Recorded data:
—————

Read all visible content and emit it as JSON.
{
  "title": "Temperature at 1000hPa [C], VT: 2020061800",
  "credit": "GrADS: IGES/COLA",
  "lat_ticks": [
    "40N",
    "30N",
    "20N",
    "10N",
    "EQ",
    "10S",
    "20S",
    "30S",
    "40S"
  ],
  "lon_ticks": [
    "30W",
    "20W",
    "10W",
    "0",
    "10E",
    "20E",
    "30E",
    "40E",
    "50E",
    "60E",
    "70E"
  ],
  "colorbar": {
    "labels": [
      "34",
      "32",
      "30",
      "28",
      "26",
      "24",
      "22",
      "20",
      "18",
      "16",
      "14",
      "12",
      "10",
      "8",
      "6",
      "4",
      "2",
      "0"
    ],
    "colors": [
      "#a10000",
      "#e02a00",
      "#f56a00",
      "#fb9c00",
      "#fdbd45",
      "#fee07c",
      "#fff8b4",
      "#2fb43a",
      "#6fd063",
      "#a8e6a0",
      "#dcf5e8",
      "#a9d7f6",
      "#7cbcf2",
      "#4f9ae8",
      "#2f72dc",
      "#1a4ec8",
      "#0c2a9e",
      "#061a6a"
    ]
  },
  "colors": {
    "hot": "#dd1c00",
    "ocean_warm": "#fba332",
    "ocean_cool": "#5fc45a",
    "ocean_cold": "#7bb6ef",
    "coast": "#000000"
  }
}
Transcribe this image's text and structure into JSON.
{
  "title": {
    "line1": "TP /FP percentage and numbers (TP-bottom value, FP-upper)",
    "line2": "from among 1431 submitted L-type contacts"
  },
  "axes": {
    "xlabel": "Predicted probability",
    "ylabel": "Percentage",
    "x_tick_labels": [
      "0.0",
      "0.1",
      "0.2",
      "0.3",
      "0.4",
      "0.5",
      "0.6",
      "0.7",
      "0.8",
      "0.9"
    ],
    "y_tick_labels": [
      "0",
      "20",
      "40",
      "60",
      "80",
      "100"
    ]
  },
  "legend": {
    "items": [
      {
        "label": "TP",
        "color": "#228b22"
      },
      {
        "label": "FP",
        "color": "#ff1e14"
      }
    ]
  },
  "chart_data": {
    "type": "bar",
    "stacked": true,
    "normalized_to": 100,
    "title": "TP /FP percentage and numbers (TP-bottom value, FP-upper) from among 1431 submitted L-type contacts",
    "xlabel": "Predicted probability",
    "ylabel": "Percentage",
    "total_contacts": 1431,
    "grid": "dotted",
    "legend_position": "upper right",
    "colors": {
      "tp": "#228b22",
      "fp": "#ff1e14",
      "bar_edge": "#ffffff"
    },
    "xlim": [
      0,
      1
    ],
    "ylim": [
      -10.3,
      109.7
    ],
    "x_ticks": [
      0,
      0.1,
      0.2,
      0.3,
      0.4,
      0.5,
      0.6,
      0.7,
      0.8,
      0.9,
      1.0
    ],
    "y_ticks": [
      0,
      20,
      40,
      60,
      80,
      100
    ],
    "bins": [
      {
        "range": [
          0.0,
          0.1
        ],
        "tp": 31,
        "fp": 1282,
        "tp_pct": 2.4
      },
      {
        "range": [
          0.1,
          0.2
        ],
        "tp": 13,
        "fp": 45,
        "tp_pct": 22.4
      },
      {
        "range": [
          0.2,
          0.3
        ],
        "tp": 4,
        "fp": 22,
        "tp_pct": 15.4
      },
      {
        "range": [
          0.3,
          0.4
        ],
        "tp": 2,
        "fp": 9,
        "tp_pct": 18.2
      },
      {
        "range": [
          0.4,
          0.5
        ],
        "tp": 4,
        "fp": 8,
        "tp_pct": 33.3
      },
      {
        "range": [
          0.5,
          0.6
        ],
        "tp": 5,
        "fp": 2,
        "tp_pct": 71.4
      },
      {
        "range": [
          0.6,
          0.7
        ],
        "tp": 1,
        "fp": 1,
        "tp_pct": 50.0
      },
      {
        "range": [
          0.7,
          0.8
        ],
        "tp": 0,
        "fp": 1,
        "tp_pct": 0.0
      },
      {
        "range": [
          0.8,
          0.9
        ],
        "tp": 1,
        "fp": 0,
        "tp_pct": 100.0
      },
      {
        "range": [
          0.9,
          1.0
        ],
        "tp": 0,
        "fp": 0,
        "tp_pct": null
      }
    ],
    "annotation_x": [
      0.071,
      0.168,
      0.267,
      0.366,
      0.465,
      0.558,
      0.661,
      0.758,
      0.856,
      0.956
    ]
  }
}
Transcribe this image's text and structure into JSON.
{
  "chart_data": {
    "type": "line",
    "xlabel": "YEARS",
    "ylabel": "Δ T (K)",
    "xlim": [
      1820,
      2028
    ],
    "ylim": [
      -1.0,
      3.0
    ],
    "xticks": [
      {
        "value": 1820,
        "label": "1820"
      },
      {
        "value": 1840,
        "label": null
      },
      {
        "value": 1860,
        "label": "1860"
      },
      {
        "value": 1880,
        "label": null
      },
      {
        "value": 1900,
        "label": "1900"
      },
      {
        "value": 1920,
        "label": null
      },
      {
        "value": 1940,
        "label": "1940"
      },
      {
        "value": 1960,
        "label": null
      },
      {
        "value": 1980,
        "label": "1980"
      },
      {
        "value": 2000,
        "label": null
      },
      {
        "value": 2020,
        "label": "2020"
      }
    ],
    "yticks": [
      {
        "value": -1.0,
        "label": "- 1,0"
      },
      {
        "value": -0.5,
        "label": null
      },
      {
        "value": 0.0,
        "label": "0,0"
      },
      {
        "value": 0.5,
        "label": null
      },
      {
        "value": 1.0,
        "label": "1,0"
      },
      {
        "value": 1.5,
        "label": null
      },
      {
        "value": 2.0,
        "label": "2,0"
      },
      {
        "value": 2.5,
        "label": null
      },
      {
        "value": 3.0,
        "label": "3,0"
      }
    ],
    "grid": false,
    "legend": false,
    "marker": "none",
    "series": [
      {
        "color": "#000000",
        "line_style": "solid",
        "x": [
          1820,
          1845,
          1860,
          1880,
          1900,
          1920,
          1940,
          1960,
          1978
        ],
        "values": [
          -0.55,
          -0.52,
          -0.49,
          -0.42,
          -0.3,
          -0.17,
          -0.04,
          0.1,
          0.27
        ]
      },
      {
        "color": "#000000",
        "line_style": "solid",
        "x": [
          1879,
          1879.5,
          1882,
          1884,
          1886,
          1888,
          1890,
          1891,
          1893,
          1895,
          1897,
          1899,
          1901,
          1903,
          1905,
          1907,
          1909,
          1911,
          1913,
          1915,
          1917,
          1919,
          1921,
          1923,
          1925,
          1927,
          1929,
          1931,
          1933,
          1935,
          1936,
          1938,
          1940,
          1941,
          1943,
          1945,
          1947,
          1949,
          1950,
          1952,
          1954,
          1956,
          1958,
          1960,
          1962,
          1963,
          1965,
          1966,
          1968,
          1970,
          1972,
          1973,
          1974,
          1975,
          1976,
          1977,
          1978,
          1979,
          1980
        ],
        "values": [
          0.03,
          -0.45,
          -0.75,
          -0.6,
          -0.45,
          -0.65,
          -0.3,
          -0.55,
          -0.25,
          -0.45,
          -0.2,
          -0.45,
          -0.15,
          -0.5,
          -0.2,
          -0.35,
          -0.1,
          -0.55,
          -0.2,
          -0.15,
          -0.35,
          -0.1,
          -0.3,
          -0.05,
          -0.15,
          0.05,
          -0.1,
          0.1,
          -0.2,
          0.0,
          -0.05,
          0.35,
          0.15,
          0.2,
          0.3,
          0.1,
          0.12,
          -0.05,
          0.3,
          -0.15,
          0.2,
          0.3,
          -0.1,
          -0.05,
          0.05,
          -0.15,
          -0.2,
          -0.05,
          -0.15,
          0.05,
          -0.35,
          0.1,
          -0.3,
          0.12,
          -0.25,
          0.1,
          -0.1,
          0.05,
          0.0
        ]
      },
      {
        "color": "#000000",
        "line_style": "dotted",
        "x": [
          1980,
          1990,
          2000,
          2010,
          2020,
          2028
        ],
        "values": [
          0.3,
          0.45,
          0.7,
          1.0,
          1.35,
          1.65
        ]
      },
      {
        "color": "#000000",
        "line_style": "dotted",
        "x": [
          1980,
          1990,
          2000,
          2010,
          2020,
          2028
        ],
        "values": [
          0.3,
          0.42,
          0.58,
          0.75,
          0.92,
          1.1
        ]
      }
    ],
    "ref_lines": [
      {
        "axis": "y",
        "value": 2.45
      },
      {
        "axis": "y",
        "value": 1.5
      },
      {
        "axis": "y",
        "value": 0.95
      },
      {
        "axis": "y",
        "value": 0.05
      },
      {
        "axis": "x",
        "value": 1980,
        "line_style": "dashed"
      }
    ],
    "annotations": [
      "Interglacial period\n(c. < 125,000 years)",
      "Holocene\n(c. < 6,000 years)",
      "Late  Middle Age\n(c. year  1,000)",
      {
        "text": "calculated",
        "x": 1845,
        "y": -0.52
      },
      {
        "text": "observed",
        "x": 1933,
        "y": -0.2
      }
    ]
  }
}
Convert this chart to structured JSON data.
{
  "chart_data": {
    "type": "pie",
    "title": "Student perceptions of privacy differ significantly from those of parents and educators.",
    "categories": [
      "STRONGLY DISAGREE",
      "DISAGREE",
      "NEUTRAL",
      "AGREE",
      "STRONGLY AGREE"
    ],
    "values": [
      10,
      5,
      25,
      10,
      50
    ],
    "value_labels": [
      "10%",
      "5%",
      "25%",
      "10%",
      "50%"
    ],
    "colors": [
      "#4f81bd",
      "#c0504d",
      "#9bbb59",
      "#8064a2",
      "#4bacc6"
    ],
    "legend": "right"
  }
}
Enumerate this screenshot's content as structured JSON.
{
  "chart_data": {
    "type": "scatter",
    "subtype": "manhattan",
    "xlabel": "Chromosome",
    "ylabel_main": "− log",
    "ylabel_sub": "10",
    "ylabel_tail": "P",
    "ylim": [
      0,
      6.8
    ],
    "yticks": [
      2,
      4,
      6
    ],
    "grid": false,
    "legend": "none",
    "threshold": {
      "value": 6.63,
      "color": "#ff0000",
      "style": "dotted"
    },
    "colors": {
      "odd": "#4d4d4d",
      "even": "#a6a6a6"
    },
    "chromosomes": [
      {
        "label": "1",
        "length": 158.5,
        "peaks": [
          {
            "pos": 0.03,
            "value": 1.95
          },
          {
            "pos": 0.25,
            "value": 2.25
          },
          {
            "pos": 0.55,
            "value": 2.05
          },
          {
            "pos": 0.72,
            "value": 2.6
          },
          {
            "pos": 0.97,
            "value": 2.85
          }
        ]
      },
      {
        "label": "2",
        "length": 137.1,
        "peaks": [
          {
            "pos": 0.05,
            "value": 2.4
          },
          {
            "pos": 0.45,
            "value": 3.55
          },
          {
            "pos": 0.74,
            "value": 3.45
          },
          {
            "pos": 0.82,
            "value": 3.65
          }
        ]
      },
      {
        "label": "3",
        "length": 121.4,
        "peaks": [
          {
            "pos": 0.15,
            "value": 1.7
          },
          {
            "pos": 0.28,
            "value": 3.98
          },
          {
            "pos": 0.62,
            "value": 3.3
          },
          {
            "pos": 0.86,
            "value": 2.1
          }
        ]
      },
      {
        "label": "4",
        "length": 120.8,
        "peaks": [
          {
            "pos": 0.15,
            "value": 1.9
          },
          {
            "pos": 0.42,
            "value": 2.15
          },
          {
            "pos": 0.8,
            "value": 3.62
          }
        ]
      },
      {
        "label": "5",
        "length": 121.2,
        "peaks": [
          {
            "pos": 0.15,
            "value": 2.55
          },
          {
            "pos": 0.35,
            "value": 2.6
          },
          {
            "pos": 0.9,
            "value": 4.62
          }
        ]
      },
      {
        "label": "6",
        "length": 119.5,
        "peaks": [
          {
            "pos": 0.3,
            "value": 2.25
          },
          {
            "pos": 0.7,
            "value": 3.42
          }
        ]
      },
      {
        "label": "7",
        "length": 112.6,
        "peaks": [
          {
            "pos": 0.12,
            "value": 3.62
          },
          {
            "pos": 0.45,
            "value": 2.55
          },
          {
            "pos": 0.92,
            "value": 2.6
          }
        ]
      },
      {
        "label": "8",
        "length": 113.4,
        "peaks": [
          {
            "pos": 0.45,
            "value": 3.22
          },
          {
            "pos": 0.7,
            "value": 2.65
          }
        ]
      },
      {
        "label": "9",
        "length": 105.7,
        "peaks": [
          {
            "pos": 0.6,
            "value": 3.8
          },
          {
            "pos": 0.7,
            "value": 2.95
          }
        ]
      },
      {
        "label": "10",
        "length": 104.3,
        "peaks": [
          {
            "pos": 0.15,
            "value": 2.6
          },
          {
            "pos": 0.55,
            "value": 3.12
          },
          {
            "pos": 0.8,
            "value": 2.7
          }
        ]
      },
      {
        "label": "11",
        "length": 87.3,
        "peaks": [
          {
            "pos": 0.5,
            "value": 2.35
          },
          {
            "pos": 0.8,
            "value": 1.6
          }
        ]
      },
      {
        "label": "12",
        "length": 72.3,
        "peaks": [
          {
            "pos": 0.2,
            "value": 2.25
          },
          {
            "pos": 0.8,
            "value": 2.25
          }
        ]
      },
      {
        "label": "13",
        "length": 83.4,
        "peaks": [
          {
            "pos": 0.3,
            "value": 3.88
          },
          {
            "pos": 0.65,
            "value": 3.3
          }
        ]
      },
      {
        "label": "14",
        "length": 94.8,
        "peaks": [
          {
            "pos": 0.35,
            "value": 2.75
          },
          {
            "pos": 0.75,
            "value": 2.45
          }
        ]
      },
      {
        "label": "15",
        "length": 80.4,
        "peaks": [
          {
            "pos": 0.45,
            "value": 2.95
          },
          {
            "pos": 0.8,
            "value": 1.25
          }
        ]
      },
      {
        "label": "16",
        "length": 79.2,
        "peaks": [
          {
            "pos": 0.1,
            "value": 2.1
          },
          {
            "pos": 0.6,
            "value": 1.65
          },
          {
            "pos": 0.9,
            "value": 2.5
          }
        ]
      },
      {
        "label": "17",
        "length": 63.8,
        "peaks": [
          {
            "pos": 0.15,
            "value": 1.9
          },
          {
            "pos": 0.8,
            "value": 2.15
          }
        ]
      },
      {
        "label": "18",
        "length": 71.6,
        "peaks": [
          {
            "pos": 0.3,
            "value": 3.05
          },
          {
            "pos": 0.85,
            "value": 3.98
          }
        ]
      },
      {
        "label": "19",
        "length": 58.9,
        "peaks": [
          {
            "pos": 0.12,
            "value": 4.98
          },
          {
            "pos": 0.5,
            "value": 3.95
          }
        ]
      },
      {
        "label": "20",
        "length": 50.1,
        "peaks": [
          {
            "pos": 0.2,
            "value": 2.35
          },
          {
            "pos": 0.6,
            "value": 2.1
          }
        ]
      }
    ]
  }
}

—————

Pull out all lines of the data with the string "structured".

WRITTEN ANSWER:
Convert this chart to structured JSON data.
Enumerate this screenshot's content as structured JSON.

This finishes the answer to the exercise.